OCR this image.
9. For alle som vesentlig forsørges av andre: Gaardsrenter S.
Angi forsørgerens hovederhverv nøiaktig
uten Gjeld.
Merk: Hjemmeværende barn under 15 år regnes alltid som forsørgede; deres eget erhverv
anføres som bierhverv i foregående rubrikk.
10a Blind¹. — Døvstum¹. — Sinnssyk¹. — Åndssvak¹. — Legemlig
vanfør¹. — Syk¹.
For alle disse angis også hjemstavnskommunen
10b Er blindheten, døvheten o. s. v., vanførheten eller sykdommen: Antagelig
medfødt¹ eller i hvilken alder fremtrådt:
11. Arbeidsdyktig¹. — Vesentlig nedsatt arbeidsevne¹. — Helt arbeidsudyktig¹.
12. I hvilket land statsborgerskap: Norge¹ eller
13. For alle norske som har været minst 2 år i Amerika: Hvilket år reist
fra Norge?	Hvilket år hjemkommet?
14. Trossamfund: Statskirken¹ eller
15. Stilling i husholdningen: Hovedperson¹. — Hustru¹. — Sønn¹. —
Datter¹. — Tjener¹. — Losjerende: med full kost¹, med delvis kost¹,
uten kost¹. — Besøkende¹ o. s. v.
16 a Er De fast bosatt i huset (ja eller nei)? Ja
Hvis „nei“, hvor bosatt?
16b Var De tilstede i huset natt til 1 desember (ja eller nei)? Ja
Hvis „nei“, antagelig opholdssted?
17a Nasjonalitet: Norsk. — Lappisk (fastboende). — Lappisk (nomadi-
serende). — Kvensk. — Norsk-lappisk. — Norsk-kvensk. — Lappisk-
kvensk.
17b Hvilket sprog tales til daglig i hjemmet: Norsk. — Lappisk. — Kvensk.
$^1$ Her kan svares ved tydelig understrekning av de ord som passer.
□ □ □
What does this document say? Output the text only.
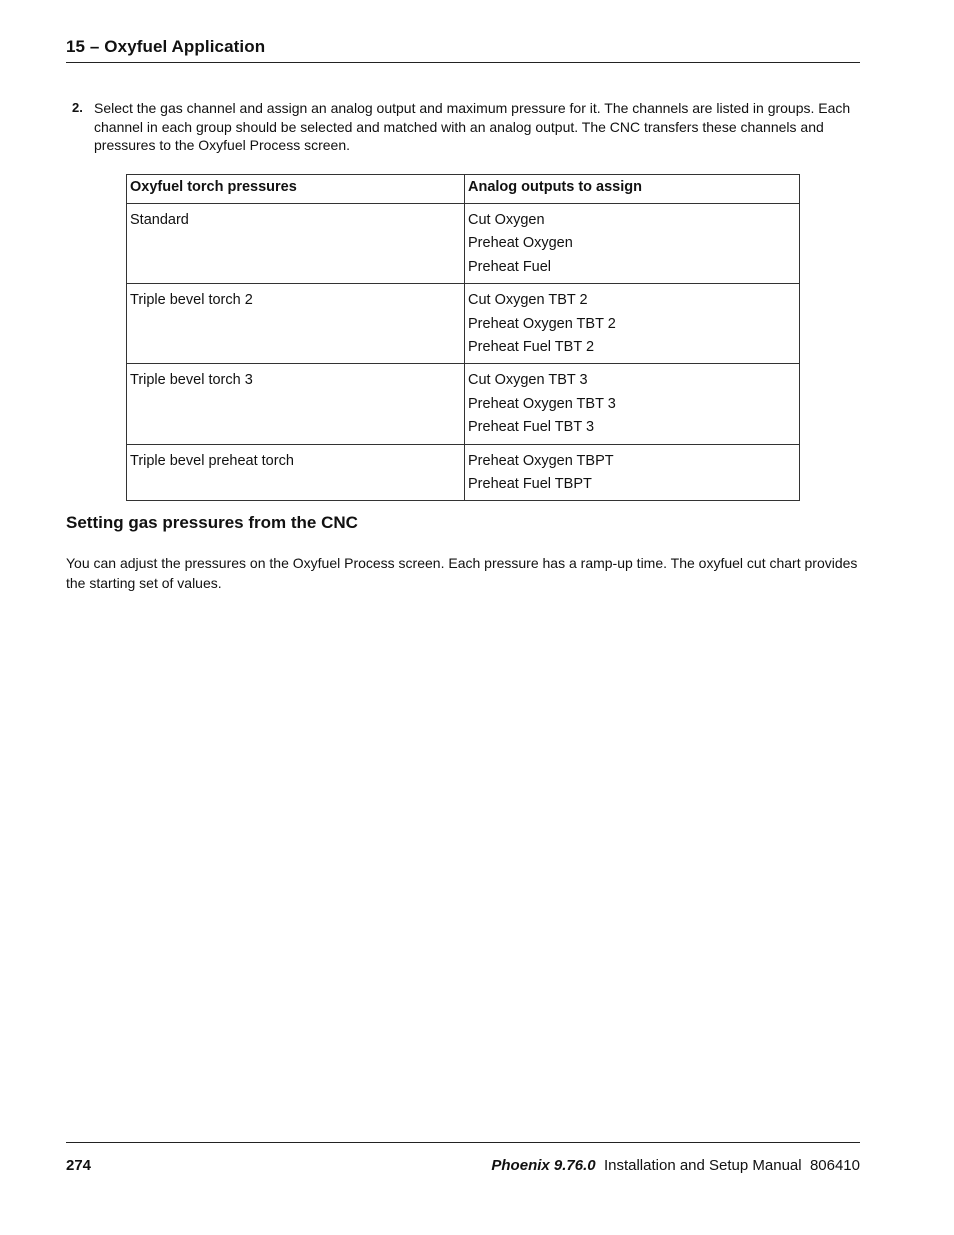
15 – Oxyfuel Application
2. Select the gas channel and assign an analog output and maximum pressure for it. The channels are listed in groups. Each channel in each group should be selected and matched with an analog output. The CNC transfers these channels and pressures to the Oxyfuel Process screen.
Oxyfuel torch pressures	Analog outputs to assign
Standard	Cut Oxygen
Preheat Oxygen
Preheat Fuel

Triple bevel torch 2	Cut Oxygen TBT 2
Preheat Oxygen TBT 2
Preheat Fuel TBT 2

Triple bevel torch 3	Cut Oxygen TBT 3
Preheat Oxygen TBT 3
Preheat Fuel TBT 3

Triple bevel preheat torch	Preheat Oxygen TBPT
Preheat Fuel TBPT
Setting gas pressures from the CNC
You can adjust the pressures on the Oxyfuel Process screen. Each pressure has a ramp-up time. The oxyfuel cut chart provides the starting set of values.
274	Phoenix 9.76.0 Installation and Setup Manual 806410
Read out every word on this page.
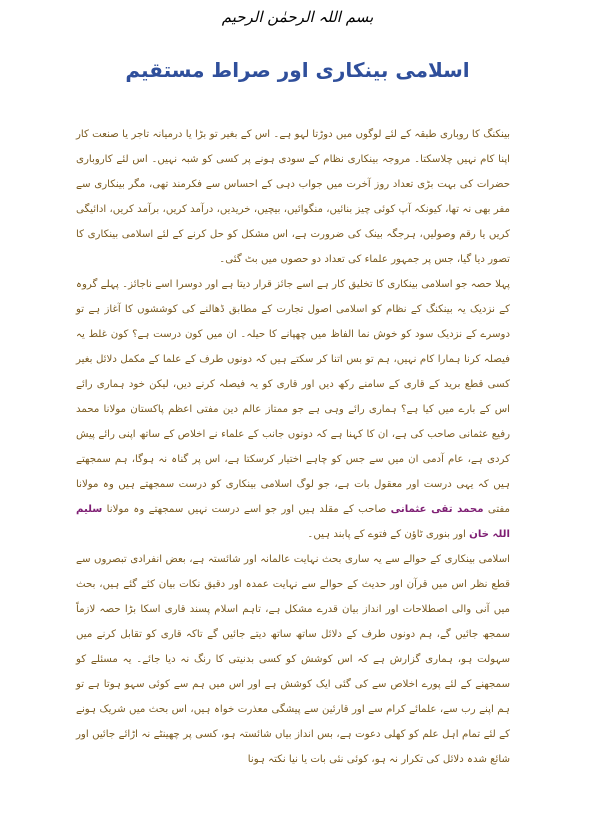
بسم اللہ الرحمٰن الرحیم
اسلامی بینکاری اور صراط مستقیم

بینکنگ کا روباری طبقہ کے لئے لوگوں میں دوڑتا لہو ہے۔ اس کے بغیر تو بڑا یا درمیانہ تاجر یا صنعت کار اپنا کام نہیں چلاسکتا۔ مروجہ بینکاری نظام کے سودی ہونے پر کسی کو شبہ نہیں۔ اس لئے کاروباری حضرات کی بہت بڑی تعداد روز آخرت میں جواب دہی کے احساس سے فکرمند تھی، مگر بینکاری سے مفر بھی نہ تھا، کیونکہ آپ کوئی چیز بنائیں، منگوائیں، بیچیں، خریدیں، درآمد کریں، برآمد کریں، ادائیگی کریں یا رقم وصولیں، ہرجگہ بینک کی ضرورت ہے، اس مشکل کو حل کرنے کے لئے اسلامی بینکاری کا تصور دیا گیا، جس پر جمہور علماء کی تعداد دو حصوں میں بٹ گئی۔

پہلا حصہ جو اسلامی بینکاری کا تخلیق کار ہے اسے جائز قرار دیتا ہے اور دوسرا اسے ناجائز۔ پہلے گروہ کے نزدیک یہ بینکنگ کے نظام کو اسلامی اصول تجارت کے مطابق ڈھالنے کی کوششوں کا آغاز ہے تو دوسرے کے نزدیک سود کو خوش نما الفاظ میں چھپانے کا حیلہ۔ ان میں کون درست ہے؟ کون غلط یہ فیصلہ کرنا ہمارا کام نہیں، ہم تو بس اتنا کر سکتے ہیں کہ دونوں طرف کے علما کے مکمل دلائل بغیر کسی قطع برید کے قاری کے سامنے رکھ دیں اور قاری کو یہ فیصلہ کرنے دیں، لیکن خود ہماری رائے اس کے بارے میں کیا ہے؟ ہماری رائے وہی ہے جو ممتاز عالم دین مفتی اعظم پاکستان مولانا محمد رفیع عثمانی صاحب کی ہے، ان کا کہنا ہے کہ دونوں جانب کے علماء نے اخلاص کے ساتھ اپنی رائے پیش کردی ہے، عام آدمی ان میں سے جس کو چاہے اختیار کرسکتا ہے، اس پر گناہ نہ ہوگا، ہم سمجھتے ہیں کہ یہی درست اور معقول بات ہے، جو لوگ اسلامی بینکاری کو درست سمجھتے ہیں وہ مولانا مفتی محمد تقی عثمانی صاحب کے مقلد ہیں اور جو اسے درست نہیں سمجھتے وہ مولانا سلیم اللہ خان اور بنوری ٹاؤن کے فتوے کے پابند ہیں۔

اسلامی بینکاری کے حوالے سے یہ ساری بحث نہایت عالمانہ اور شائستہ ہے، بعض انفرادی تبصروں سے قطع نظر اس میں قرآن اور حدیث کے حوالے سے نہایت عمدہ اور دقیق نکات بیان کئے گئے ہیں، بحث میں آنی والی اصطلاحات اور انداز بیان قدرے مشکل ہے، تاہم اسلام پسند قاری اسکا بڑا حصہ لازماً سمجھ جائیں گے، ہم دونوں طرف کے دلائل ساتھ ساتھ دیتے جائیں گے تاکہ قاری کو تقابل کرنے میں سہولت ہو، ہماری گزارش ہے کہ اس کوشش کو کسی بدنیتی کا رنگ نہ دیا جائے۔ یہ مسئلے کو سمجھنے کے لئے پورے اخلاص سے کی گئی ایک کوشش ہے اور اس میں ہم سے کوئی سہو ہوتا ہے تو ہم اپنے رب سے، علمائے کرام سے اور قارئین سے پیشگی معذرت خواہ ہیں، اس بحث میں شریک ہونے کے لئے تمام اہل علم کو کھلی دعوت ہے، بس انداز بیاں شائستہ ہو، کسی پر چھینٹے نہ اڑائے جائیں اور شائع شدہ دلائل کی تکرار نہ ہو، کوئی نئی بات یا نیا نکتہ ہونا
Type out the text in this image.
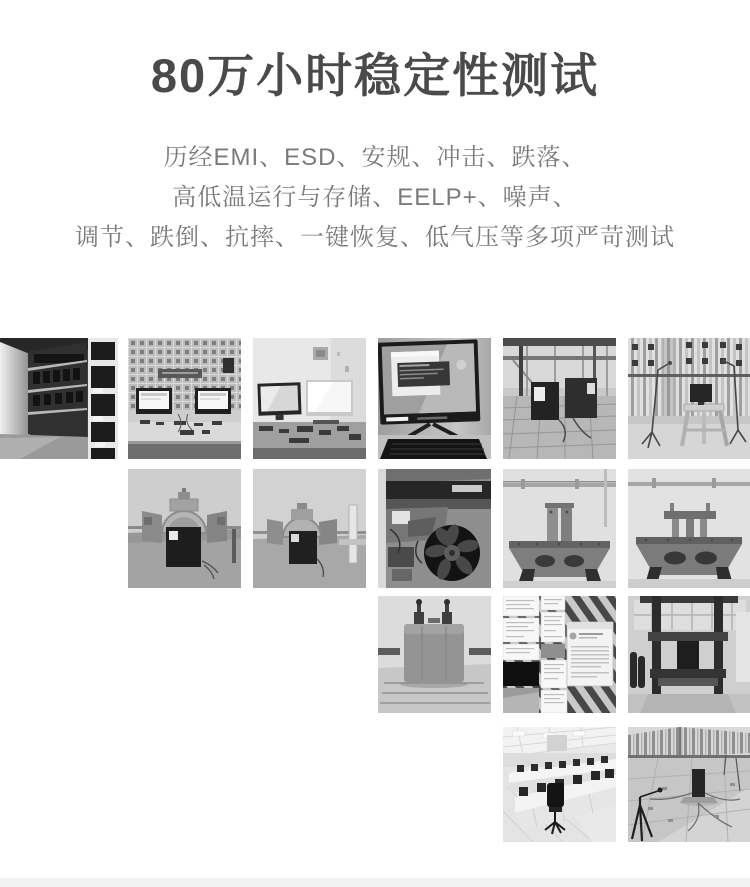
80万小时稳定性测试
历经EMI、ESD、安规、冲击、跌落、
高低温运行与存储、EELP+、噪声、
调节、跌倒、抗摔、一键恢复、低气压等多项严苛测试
□ □ □
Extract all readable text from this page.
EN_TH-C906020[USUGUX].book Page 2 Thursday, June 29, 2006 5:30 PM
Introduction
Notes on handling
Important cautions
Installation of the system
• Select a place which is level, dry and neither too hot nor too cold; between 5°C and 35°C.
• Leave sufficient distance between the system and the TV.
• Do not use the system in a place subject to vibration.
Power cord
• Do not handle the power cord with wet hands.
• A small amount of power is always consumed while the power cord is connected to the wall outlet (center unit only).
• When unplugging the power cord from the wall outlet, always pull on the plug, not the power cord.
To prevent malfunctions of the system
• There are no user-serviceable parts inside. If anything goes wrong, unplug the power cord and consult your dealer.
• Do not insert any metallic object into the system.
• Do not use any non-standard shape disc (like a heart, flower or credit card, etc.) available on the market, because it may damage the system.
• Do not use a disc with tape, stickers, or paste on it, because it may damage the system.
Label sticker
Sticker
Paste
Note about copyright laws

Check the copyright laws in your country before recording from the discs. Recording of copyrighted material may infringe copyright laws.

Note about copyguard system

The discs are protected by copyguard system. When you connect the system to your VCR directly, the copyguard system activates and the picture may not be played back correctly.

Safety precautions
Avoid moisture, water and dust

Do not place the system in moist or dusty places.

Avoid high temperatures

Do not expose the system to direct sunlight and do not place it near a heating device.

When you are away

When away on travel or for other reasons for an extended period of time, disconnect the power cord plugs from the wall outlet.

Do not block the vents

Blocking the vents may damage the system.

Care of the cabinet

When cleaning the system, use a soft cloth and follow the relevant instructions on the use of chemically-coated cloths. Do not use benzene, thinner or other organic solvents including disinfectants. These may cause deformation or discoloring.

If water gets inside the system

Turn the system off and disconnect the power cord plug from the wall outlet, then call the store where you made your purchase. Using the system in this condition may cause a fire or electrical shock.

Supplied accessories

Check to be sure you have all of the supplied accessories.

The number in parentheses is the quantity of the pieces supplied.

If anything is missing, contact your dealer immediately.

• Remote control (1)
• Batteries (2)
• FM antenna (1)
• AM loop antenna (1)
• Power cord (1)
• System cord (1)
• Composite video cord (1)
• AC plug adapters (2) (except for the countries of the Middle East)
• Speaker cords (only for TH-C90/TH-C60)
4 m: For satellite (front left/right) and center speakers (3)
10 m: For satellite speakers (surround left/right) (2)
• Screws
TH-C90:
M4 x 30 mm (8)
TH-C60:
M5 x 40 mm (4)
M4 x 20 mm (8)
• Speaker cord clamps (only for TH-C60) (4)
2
□ □ □
**Task brief**.
How many of the lines above contain the string "disconnect"? Give the number only.

**Solution to the problem**.
2